>>>>

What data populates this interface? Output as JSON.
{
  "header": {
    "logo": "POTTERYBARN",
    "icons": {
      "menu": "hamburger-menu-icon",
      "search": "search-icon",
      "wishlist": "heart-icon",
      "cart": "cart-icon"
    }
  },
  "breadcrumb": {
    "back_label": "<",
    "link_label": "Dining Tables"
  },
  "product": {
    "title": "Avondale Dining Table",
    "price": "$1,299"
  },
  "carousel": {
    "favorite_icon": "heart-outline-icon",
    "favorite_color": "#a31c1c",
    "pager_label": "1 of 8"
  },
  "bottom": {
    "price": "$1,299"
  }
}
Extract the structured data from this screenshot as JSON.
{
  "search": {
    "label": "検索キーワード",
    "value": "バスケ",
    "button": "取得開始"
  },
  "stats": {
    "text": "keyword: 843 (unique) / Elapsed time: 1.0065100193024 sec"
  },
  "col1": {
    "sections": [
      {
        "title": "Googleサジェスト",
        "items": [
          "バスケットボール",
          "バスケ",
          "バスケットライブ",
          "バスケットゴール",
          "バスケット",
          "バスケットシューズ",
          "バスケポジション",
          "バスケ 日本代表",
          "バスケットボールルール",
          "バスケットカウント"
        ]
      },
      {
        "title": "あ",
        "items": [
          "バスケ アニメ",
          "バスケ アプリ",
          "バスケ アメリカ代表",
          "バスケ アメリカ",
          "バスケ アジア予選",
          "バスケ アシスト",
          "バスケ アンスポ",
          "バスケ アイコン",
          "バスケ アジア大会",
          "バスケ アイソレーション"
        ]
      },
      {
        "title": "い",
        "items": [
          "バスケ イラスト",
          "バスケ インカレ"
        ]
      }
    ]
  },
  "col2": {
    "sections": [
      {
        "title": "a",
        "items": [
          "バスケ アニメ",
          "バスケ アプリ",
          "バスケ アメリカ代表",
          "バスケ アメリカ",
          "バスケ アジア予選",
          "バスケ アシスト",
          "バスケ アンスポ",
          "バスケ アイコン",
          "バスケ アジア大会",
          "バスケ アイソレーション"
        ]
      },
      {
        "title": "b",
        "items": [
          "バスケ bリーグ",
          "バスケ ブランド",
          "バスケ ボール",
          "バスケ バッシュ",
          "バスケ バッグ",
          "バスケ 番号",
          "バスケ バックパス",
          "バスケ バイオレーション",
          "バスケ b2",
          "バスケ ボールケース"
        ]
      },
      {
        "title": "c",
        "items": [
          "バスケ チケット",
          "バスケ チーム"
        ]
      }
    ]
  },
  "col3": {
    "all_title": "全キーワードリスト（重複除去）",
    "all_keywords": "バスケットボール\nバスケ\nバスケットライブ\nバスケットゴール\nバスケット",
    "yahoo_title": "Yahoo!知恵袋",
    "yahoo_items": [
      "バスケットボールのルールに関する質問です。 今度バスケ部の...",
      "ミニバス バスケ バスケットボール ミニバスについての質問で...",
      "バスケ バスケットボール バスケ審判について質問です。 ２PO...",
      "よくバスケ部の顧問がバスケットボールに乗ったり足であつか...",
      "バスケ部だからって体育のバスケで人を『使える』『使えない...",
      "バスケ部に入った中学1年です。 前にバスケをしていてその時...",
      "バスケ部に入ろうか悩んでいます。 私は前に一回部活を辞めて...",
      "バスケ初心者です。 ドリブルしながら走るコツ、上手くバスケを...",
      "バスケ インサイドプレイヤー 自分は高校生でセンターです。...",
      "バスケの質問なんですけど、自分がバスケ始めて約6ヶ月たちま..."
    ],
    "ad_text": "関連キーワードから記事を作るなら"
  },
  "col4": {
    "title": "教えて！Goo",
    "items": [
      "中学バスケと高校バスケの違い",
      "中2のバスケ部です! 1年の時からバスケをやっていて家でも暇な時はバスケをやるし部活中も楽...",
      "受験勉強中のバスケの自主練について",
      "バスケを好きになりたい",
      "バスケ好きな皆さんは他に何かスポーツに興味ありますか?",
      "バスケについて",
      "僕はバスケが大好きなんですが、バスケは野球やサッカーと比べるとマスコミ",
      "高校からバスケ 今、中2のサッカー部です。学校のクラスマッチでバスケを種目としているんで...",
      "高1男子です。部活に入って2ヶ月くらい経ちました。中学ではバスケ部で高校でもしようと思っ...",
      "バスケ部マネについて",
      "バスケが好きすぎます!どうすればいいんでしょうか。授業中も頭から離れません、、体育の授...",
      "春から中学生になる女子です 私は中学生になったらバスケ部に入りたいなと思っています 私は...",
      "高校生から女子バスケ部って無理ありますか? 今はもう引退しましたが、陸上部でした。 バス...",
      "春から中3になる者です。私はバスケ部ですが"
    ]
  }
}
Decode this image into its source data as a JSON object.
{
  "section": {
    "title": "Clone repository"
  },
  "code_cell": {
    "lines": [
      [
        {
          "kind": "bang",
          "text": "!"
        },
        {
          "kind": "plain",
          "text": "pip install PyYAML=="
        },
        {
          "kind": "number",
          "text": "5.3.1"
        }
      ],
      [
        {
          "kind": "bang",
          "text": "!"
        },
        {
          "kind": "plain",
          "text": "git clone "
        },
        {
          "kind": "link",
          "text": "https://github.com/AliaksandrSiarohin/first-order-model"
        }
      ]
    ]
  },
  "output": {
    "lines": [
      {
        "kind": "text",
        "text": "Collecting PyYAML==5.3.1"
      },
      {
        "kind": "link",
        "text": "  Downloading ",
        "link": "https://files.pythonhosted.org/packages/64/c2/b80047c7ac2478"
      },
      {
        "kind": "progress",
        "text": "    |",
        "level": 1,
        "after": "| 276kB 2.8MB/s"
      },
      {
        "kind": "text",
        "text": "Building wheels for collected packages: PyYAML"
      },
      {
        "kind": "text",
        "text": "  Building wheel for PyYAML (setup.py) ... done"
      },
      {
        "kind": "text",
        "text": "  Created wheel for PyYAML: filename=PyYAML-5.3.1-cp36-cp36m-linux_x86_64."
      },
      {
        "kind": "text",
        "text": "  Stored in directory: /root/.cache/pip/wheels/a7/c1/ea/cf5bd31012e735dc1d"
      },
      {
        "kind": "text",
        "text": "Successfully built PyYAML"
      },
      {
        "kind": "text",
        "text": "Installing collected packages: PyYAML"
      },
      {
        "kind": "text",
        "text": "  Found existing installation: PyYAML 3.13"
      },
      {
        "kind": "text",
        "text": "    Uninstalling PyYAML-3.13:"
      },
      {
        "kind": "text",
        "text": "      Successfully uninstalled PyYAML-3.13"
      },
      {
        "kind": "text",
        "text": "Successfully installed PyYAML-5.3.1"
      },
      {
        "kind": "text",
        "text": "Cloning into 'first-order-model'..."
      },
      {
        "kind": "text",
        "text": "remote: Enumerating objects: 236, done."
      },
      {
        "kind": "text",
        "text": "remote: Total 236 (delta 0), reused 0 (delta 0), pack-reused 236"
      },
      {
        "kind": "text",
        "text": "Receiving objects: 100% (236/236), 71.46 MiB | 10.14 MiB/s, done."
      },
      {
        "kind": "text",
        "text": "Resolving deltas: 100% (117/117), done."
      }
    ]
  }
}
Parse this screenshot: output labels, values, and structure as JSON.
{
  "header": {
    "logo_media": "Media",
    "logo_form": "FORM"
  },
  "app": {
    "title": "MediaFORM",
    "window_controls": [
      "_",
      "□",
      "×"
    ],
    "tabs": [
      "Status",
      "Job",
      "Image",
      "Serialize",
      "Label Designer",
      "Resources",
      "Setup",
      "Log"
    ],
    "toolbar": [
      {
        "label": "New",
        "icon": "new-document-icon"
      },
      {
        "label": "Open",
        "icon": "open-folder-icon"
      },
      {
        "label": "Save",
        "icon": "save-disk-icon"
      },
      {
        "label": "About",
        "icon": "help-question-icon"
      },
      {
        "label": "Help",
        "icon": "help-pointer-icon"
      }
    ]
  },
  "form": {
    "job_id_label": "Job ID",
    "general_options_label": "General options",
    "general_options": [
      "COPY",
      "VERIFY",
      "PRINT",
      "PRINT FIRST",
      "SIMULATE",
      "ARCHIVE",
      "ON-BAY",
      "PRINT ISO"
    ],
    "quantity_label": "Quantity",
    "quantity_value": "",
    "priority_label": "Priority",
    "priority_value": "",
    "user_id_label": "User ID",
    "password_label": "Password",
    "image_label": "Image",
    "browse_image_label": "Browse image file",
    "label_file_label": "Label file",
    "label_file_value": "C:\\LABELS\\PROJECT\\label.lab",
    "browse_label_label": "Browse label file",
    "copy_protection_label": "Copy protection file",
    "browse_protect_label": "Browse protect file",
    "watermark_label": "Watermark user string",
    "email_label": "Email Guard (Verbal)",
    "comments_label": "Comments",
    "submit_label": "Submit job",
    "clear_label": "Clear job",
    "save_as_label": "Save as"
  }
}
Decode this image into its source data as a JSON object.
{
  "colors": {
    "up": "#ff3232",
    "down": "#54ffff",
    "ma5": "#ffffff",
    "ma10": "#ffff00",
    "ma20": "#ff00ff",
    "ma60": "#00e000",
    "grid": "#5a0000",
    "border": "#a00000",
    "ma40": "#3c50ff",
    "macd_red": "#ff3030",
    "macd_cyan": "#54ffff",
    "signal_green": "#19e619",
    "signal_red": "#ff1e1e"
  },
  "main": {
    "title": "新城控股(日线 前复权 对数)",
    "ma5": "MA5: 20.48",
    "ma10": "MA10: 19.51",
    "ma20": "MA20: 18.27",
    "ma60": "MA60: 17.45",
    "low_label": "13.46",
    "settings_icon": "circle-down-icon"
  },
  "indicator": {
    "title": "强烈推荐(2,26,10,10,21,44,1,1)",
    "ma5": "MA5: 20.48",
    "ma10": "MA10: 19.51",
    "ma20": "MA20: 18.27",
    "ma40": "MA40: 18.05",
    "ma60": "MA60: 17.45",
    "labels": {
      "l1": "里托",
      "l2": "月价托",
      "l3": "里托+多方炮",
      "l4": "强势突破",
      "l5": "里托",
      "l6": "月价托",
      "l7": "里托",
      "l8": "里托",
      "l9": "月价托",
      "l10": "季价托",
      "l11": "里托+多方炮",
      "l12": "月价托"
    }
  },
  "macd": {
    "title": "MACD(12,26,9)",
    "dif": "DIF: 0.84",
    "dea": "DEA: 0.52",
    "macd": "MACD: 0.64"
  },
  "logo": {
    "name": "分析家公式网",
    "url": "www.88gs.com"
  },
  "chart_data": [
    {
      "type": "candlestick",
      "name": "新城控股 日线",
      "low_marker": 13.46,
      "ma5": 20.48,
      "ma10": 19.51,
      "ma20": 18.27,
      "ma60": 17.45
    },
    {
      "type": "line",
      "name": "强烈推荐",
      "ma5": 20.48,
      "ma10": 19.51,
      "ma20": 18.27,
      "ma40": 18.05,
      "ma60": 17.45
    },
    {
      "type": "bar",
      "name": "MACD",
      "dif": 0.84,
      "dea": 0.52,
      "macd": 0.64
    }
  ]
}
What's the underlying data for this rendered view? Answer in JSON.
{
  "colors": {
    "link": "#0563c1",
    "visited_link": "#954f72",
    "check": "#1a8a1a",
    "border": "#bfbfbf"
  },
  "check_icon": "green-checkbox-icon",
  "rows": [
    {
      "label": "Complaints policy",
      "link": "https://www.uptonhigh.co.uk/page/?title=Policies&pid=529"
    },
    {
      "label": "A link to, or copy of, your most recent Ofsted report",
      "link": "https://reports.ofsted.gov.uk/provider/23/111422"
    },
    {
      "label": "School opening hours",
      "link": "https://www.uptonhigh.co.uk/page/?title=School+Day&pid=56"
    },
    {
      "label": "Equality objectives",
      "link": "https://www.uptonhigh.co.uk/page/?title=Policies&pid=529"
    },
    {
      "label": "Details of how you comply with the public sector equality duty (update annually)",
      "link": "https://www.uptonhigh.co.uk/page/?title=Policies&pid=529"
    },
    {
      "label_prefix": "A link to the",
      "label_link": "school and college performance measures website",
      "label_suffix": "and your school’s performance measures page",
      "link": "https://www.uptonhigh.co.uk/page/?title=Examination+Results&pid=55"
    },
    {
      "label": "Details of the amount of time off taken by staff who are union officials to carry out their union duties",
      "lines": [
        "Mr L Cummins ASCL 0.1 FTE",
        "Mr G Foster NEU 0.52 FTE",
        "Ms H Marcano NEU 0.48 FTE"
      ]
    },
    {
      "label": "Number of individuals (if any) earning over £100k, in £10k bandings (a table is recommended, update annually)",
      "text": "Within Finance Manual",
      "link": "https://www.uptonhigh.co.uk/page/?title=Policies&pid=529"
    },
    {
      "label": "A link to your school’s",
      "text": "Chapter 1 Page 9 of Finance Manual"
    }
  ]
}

<<<<

▶ WHAT YOU NEED TO DO: Give a single number: the count of lines above that include the word "time".

▶ CORRECT ANSWER: 2